• [Records for this exercise]

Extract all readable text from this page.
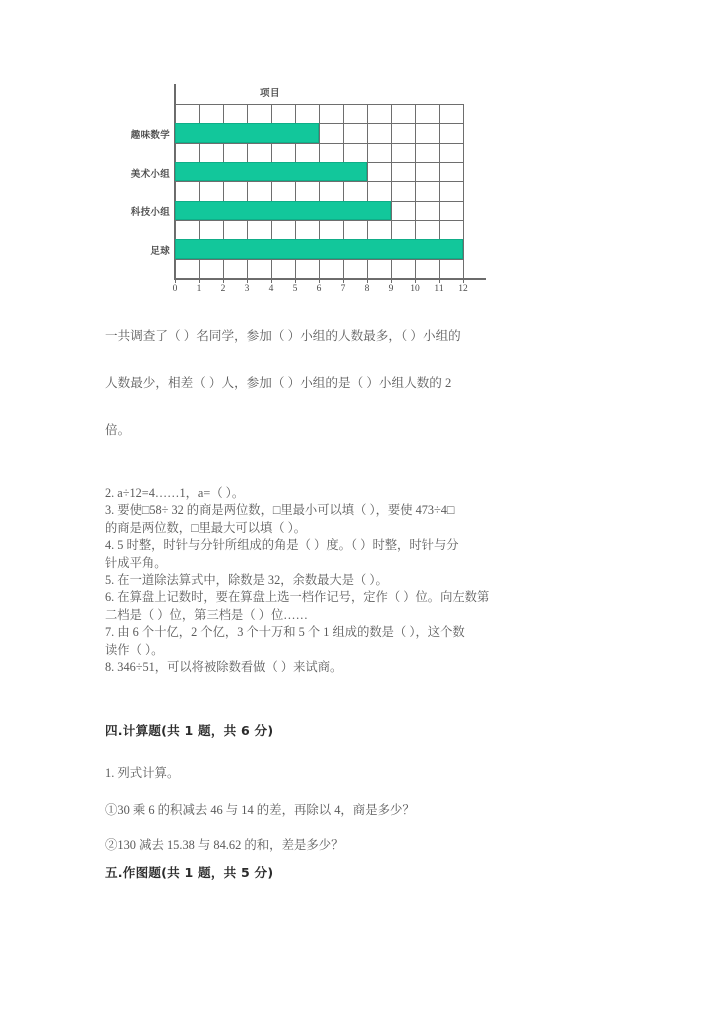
趣味数学
美术小组
科技小组
足球
项目
0 1 2 3 4 5 6 7 8 9 10 11 12
一共调查了（ ）名同学，参加（ ）小组的人数最多，（ ）小组的
人数最少，相差（ ）人，参加（ ）小组的是（ ）小组人数的 2
倍。

2. a÷12=4……1，a=（ ）。

3. 要使□58÷ 32 的商是两位数，□里最小可以填（ ），要使 473÷4□

的商是两位数，□里最大可以填（ ）。

4. 5 时整，时针与分针所组成的角是（ ）度。（ ）时整，时针与分

针成平角。

5. 在一道除法算式中，除数是 32，余数最大是（ ）。

6. 在算盘上记数时，要在算盘上选一档作记号，定作（ ）位。向左数第

二档是（ ）位，第三档是（ ）位……

7. 由 6 个十亿，2 个亿，3 个十万和 5 个 1 组成的数是（ ），这个数

读作（ ）。

8. 346÷51，可以将被除数看做（ ）来试商。

四.计算题(共 1 题，共 6 分)
1. 列式计算。
①30 乘 6 的积减去 46 与 14 的差，再除以 4，商是多少？
②130 减去 15.38 与 84.62 的和，差是多少？
五.作图题(共 1 题，共 5 分)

• [To do] Transcribe the complete set of entries verbatim. No pictures belong in the copy.

• [Solution to the exercise]
Extract all readable text from this page.
趣味数学
美术小组
科技小组
足球
项目
0 1 2 3 4 5 6 7 8 9 10 11 12
一共调查了（ ）名同学，参加（ ）小组的人数最多，（ ）小组的
人数最少，相差（ ）人，参加（ ）小组的是（ ）小组人数的 2
倍。

2. a÷12=4……1，a=（ ）。

3. 要使□58÷ 32 的商是两位数，□里最小可以填（ ），要使 473÷4□

的商是两位数，□里最大可以填（ ）。

4. 5 时整，时针与分针所组成的角是（ ）度。（ ）时整，时针与分

针成平角。

5. 在一道除法算式中，除数是 32，余数最大是（ ）。

6. 在算盘上记数时，要在算盘上选一档作记号，定作（ ）位。向左数第

二档是（ ）位，第三档是（ ）位……

7. 由 6 个十亿，2 个亿，3 个十万和 5 个 1 组成的数是（ ），这个数

读作（ ）。

8. 346÷51，可以将被除数看做（ ）来试商。

四.计算题(共 1 题，共 6 分)
1. 列式计算。
①30 乘 6 的积减去 46 与 14 的差，再除以 4，商是多少？
②130 减去 15.38 与 84.62 的和，差是多少？
五.作图题(共 1 题，共 5 分)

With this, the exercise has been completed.